Collected data
..............................
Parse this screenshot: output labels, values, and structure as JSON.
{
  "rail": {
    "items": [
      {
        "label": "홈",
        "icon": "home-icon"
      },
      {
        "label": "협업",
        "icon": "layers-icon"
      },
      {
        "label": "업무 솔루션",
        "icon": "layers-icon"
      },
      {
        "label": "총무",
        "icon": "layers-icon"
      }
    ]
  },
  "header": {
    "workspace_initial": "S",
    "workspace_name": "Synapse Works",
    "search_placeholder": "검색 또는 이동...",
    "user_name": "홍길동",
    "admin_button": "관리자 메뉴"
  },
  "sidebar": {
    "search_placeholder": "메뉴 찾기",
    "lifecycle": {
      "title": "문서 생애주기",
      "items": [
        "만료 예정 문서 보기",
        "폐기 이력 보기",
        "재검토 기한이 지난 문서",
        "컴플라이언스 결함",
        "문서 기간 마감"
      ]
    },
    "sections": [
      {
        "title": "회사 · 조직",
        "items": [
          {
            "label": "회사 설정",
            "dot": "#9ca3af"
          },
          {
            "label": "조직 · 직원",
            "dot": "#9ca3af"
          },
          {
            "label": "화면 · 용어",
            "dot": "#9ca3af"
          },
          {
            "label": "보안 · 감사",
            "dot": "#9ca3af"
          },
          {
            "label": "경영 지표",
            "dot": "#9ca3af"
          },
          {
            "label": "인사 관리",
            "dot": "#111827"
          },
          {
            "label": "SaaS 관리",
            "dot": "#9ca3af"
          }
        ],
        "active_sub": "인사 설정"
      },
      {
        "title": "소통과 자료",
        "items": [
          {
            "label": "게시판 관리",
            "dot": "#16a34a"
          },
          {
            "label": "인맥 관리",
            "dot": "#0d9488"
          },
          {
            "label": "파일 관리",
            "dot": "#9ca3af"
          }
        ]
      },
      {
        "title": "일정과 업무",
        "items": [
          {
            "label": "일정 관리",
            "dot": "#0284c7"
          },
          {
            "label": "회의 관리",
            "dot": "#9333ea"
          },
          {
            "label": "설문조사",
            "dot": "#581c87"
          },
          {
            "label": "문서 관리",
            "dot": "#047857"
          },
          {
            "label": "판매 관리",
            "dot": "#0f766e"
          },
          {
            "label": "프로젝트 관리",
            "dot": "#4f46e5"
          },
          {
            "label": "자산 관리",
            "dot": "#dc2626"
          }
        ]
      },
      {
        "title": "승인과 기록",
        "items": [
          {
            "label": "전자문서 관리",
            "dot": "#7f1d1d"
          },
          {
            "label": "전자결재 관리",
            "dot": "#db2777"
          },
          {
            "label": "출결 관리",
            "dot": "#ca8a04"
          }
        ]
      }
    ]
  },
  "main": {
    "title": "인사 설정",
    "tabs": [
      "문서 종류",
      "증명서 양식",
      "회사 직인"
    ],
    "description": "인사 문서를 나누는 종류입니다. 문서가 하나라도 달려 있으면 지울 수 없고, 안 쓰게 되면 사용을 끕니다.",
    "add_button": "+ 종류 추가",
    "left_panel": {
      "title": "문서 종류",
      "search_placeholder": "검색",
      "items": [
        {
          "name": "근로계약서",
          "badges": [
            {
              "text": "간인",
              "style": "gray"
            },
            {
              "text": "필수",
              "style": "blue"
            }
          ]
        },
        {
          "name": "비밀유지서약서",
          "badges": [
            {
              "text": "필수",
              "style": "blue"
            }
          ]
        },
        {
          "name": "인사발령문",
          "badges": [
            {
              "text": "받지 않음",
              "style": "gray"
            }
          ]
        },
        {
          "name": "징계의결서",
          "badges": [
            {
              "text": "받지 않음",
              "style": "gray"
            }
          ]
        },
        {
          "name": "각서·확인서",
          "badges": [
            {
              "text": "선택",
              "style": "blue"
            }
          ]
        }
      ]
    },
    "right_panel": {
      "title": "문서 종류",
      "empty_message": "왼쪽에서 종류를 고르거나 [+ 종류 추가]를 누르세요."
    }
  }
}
..............................
[Problem to solve]: Write down the full listing again, exactly.

[Written answer]:
Parse this screenshot: output labels, values, and structure as JSON.
{
  "rail": {
    "items": [
      {
        "label": "홈",
        "icon": "home-icon"
      },
      {
        "label": "협업",
        "icon": "layers-icon"
      },
      {
        "label": "업무 솔루션",
        "icon": "layers-icon"
      },
      {
        "label": "총무",
        "icon": "layers-icon"
      }
    ]
  },
  "header": {
    "workspace_initial": "S",
    "workspace_name": "Synapse Works",
    "search_placeholder": "검색 또는 이동...",
    "user_name": "홍길동",
    "admin_button": "관리자 메뉴"
  },
  "sidebar": {
    "search_placeholder": "메뉴 찾기",
    "lifecycle": {
      "title": "문서 생애주기",
      "items": [
        "만료 예정 문서 보기",
        "폐기 이력 보기",
        "재검토 기한이 지난 문서",
        "컴플라이언스 결함",
        "문서 기간 마감"
      ]
    },
    "sections": [
      {
        "title": "회사 · 조직",
        "items": [
          {
            "label": "회사 설정",
            "dot": "#9ca3af"
          },
          {
            "label": "조직 · 직원",
            "dot": "#9ca3af"
          },
          {
            "label": "화면 · 용어",
            "dot": "#9ca3af"
          },
          {
            "label": "보안 · 감사",
            "dot": "#9ca3af"
          },
          {
            "label": "경영 지표",
            "dot": "#9ca3af"
          },
          {
            "label": "인사 관리",
            "dot": "#111827"
          },
          {
            "label": "SaaS 관리",
            "dot": "#9ca3af"
          }
        ],
        "active_sub": "인사 설정"
      },
      {
        "title": "소통과 자료",
        "items": [
          {
            "label": "게시판 관리",
            "dot": "#16a34a"
          },
          {
            "label": "인맥 관리",
            "dot": "#0d9488"
          },
          {
            "label": "파일 관리",
            "dot": "#9ca3af"
          }
        ]
      },
      {
        "title": "일정과 업무",
        "items": [
          {
            "label": "일정 관리",
            "dot": "#0284c7"
          },
          {
            "label": "회의 관리",
            "dot": "#9333ea"
          },
          {
            "label": "설문조사",
            "dot": "#581c87"
          },
          {
            "label": "문서 관리",
            "dot": "#047857"
          },
          {
            "label": "판매 관리",
            "dot": "#0f766e"
          },
          {
            "label": "프로젝트 관리",
            "dot": "#4f46e5"
          },
          {
            "label": "자산 관리",
            "dot": "#dc2626"
          }
        ]
      },
      {
        "title": "승인과 기록",
        "items": [
          {
            "label": "전자문서 관리",
            "dot": "#7f1d1d"
          },
          {
            "label": "전자결재 관리",
            "dot": "#db2777"
          },
          {
            "label": "출결 관리",
            "dot": "#ca8a04"
          }
        ]
      }
    ]
  },
  "main": {
    "title": "인사 설정",
    "tabs": [
      "문서 종류",
      "증명서 양식",
      "회사 직인"
    ],
    "description": "인사 문서를 나누는 종류입니다. 문서가 하나라도 달려 있으면 지울 수 없고, 안 쓰게 되면 사용을 끕니다.",
    "add_button": "+ 종류 추가",
    "left_panel": {
      "title": "문서 종류",
      "search_placeholder": "검색",
      "items": [
        {
          "name": "근로계약서",
          "badges": [
            {
              "text": "간인",
              "style": "gray"
            },
            {
              "text": "필수",
              "style": "blue"
            }
          ]
        },
        {
          "name": "비밀유지서약서",
          "badges": [
            {
              "text": "필수",
              "style": "blue"
            }
          ]
        },
        {
          "name": "인사발령문",
          "badges": [
            {
              "text": "받지 않음",
              "style": "gray"
            }
          ]
        },
        {
          "name": "징계의결서",
          "badges": [
            {
              "text": "받지 않음",
              "style": "gray"
            }
          ]
        },
        {
          "name": "각서·확인서",
          "badges": [
            {
              "text": "선택",
              "style": "blue"
            }
          ]
        }
      ]
    },
    "right_panel": {
      "title": "문서 종류",
      "empty_message": "왼쪽에서 종류를 고르거나 [+ 종류 추가]를 누르세요."
    }
  }
}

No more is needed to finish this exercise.